**WHAT THE TASK REQUIRES**: Quote the passage of the William Wayland biography starting with "Lieutenant-Colonel Sir William" and going on through "1927 to 1945.".

**READING TEXT**:

──────────────────────────────

= William Wayland =

English Conservative Party politician and farmer

Lieutenant-Colonel Sir William Abraham Edward Wayland (1 September 1869 – 15 July 1950) was an English Conservative Party politician and farmer. He sat in the House of Commons from 1927 to 1945.

Wayland was educated at Marlowes College. He served as Mayor of Deptford from 1914 to 1920, for which he was knighted in the 1920 New Year Honours. He was elected as the Member of Parliament (MP) for Canterbury at a by-election in November 1927, holding the seat until he retired in 1945 because of a wish expressed by party leaders that no candidate should be aged over 70.

In 1931, the Conservative whip was withdrawn from him when he supported Sir Ernest Petter, standing as an Independent Conservative against the official Conservative candidate, in the Westminster St George's by-election, but it was restored before the general election later that year.

──────────────────────────────

**SOURCE MATERIAL**:

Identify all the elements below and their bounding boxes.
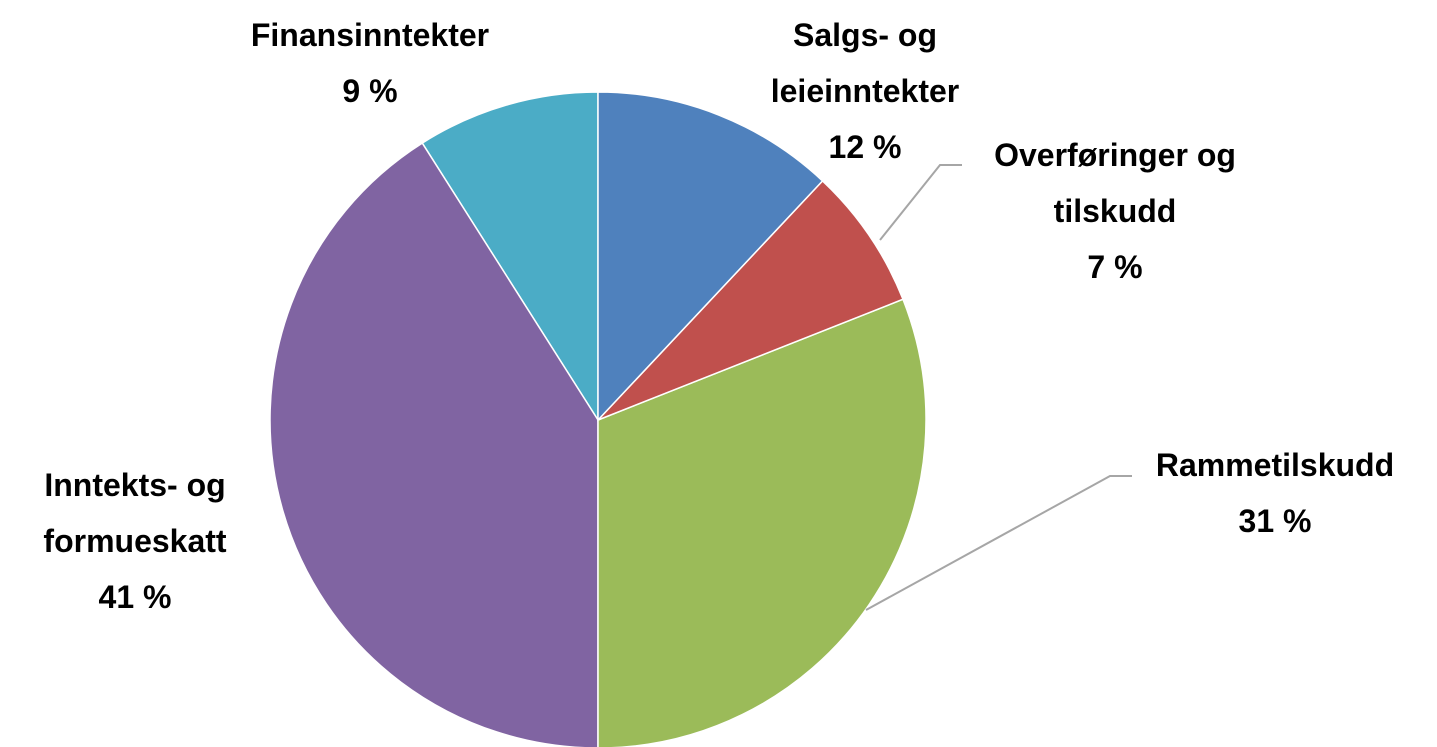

──────────────────────────────

**ANSWER TO THIS EXERCISE**:
Lieutenant-Colonel Sir William Abraham Edward Wayland (1 September 1869 – 15 July 1950) was an English Conservative Party politician and farmer. He sat in the House of Commons from 1927 to 1945.